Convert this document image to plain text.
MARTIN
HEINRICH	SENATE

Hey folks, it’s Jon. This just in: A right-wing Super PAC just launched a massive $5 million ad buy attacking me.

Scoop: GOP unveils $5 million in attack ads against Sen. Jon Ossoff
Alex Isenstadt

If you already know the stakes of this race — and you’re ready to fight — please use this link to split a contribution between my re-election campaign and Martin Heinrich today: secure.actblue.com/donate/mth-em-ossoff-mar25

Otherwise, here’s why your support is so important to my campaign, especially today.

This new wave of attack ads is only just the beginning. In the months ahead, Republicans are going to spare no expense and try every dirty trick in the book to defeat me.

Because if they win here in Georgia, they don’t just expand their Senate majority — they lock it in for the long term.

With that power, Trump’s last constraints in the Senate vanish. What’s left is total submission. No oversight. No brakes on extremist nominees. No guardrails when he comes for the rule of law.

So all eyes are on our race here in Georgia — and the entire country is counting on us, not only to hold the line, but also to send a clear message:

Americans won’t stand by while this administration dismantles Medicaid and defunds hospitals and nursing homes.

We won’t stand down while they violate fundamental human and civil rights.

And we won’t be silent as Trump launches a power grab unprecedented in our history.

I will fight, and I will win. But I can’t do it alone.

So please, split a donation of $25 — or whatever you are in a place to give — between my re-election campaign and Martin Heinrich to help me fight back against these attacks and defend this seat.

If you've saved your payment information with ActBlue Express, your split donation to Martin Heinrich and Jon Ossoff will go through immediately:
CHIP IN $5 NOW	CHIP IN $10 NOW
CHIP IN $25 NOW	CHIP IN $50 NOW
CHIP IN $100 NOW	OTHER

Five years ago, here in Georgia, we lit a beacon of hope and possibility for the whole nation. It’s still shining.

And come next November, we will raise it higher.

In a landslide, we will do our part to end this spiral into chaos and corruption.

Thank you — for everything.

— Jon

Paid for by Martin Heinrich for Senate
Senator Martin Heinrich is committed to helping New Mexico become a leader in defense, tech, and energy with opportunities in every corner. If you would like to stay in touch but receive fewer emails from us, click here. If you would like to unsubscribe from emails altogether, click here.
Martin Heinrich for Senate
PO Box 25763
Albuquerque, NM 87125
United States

---

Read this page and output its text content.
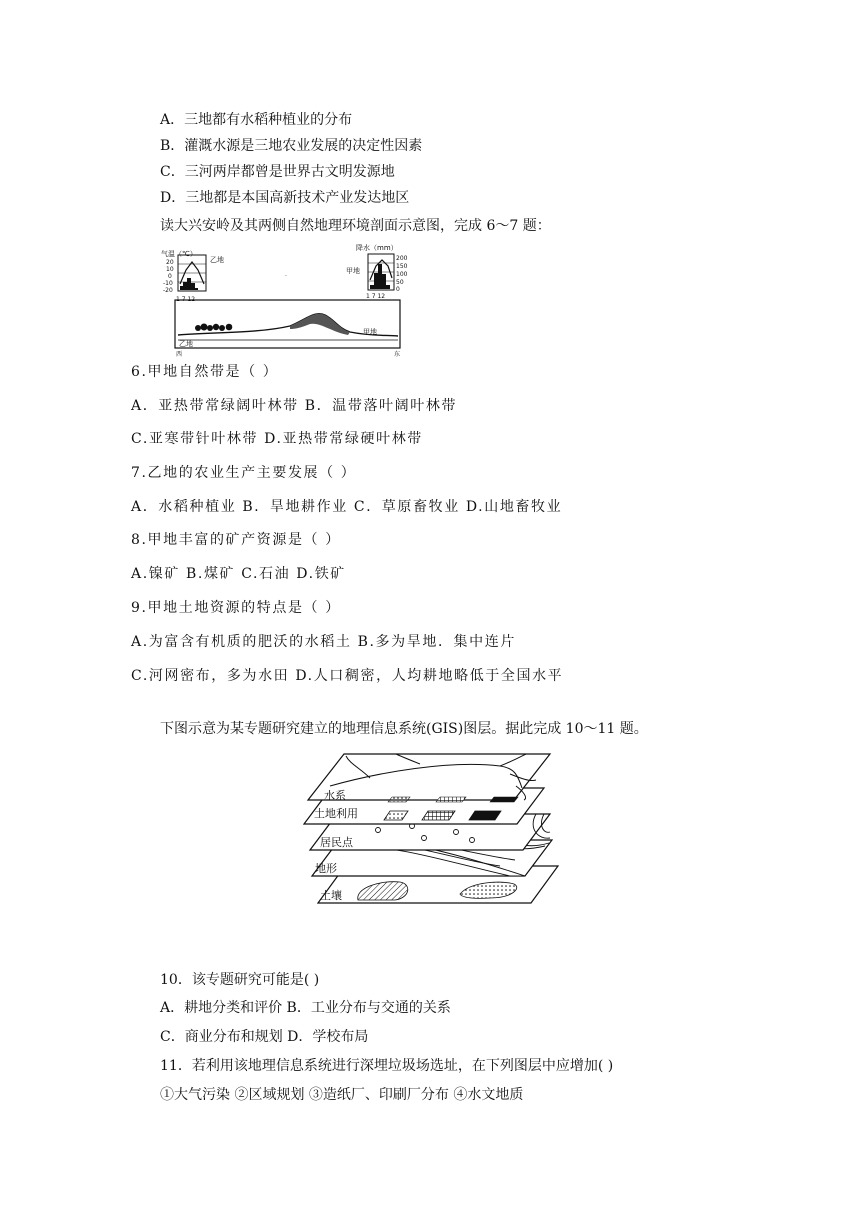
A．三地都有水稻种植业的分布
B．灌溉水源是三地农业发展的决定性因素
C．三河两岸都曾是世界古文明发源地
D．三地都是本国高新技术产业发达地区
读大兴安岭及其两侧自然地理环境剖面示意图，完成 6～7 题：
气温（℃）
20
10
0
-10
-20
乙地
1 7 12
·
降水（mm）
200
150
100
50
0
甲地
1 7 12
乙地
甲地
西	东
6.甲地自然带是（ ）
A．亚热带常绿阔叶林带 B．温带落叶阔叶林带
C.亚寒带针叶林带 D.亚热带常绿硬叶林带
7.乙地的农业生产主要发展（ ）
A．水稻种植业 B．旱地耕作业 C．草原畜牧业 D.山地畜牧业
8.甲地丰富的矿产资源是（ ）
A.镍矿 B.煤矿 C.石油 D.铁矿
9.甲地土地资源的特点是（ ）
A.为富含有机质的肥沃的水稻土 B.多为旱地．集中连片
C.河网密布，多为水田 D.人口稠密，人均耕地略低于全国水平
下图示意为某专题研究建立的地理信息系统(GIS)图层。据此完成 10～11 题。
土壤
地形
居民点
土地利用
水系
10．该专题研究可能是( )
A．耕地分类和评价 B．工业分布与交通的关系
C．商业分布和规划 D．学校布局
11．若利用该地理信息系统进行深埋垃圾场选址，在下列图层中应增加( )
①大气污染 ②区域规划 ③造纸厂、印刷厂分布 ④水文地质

## Problem description
Check each line above for the word "only" and copy the ones that have it.

## Answer to the exercise
This new wave of attack ads is only just the beginning. In the months ahead, Republicans are going to spare no expense and try every dirty trick in the book to defeat me.
So all eyes are on our race here in Georgia — and the entire country is counting on us, not only to hold the line, but also to send a clear message:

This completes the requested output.